Directions —
Repeat all of the records verbatim.

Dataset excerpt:

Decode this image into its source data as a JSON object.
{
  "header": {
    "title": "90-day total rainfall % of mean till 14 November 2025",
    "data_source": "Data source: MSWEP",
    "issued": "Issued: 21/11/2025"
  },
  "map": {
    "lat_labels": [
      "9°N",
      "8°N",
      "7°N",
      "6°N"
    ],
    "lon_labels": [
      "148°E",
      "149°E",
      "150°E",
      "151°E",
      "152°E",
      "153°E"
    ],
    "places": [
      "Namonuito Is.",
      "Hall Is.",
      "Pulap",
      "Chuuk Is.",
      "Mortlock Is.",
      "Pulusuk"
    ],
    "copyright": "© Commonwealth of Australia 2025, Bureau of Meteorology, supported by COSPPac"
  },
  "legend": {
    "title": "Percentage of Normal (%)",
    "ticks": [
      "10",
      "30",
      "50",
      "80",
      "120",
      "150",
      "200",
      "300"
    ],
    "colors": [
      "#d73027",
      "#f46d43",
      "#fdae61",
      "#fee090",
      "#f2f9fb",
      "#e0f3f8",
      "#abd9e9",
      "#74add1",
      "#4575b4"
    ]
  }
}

Answer to this problem —
Decode this image into its source data as a JSON object.
{
  "header": {
    "title": "90-day total rainfall % of mean till 14 November 2025",
    "data_source": "Data source: MSWEP",
    "issued": "Issued: 21/11/2025"
  },
  "map": {
    "lat_labels": [
      "9°N",
      "8°N",
      "7°N",
      "6°N"
    ],
    "lon_labels": [
      "148°E",
      "149°E",
      "150°E",
      "151°E",
      "152°E",
      "153°E"
    ],
    "places": [
      "Namonuito Is.",
      "Hall Is.",
      "Pulap",
      "Chuuk Is.",
      "Mortlock Is.",
      "Pulusuk"
    ],
    "copyright": "© Commonwealth of Australia 2025, Bureau of Meteorology, supported by COSPPac"
  },
  "legend": {
    "title": "Percentage of Normal (%)",
    "ticks": [
      "10",
      "30",
      "50",
      "80",
      "120",
      "150",
      "200",
      "300"
    ],
    "colors": [
      "#d73027",
      "#f46d43",
      "#fdae61",
      "#fee090",
      "#f2f9fb",
      "#e0f3f8",
      "#abd9e9",
      "#74add1",
      "#4575b4"
    ]
  }
}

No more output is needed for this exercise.